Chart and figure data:
╭──

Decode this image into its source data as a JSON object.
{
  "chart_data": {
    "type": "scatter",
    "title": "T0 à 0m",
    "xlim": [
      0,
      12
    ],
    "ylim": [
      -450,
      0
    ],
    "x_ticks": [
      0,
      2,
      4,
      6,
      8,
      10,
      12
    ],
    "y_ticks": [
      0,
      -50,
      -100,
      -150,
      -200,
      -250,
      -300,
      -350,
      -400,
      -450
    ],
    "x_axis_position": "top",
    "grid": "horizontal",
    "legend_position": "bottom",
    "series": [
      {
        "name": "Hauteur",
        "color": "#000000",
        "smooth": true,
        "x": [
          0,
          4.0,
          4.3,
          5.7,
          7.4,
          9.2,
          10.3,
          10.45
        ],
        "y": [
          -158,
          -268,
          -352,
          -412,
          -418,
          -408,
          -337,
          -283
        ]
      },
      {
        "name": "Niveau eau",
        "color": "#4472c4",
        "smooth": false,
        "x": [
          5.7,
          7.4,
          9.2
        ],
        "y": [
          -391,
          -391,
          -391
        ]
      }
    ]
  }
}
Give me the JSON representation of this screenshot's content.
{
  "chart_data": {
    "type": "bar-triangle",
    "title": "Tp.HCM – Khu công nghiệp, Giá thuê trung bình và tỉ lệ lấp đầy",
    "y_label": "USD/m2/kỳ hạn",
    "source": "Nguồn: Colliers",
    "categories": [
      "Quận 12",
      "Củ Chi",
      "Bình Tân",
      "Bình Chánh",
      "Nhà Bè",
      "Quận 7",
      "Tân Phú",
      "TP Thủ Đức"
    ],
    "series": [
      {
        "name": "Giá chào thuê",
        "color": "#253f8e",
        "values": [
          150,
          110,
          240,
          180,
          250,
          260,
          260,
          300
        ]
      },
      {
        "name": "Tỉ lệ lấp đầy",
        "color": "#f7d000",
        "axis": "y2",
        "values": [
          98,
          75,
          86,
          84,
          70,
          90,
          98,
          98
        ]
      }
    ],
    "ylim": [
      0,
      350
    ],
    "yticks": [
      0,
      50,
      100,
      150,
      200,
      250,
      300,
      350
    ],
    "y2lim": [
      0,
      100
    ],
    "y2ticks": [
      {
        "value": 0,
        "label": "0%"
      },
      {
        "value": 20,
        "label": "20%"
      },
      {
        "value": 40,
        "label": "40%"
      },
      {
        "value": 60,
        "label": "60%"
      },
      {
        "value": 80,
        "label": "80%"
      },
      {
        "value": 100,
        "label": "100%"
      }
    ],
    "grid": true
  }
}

╰──

TO DO: All of the data must be returned exactly.

OUTPUT:
Decode this image into its source data as a JSON object.
{
  "chart_data": {
    "type": "scatter",
    "title": "T0 à 0m",
    "xlim": [
      0,
      12
    ],
    "ylim": [
      -450,
      0
    ],
    "x_ticks": [
      0,
      2,
      4,
      6,
      8,
      10,
      12
    ],
    "y_ticks": [
      0,
      -50,
      -100,
      -150,
      -200,
      -250,
      -300,
      -350,
      -400,
      -450
    ],
    "x_axis_position": "top",
    "grid": "horizontal",
    "legend_position": "bottom",
    "series": [
      {
        "name": "Hauteur",
        "color": "#000000",
        "smooth": true,
        "x": [
          0,
          4.0,
          4.3,
          5.7,
          7.4,
          9.2,
          10.3,
          10.45
        ],
        "y": [
          -158,
          -268,
          -352,
          -412,
          -418,
          -408,
          -337,
          -283
        ]
      },
      {
        "name": "Niveau eau",
        "color": "#4472c4",
        "smooth": false,
        "x": [
          5.7,
          7.4,
          9.2
        ],
        "y": [
          -391,
          -391,
          -391
        ]
      }
    ]
  }
}
Give me the JSON representation of this screenshot's content.
{
  "chart_data": {
    "type": "bar-triangle",
    "title": "Tp.HCM – Khu công nghiệp, Giá thuê trung bình và tỉ lệ lấp đầy",
    "y_label": "USD/m2/kỳ hạn",
    "source": "Nguồn: Colliers",
    "categories": [
      "Quận 12",
      "Củ Chi",
      "Bình Tân",
      "Bình Chánh",
      "Nhà Bè",
      "Quận 7",
      "Tân Phú",
      "TP Thủ Đức"
    ],
    "series": [
      {
        "name": "Giá chào thuê",
        "color": "#253f8e",
        "values": [
          150,
          110,
          240,
          180,
          250,
          260,
          260,
          300
        ]
      },
      {
        "name": "Tỉ lệ lấp đầy",
        "color": "#f7d000",
        "axis": "y2",
        "values": [
          98,
          75,
          86,
          84,
          70,
          90,
          98,
          98
        ]
      }
    ],
    "ylim": [
      0,
      350
    ],
    "yticks": [
      0,
      50,
      100,
      150,
      200,
      250,
      300,
      350
    ],
    "y2lim": [
      0,
      100
    ],
    "y2ticks": [
      {
        "value": 0,
        "label": "0%"
      },
      {
        "value": 20,
        "label": "20%"
      },
      {
        "value": 40,
        "label": "40%"
      },
      {
        "value": 60,
        "label": "60%"
      },
      {
        "value": 80,
        "label": "80%"
      },
      {
        "value": 100,
        "label": "100%"
      }
    ],
    "grid": true
  }
}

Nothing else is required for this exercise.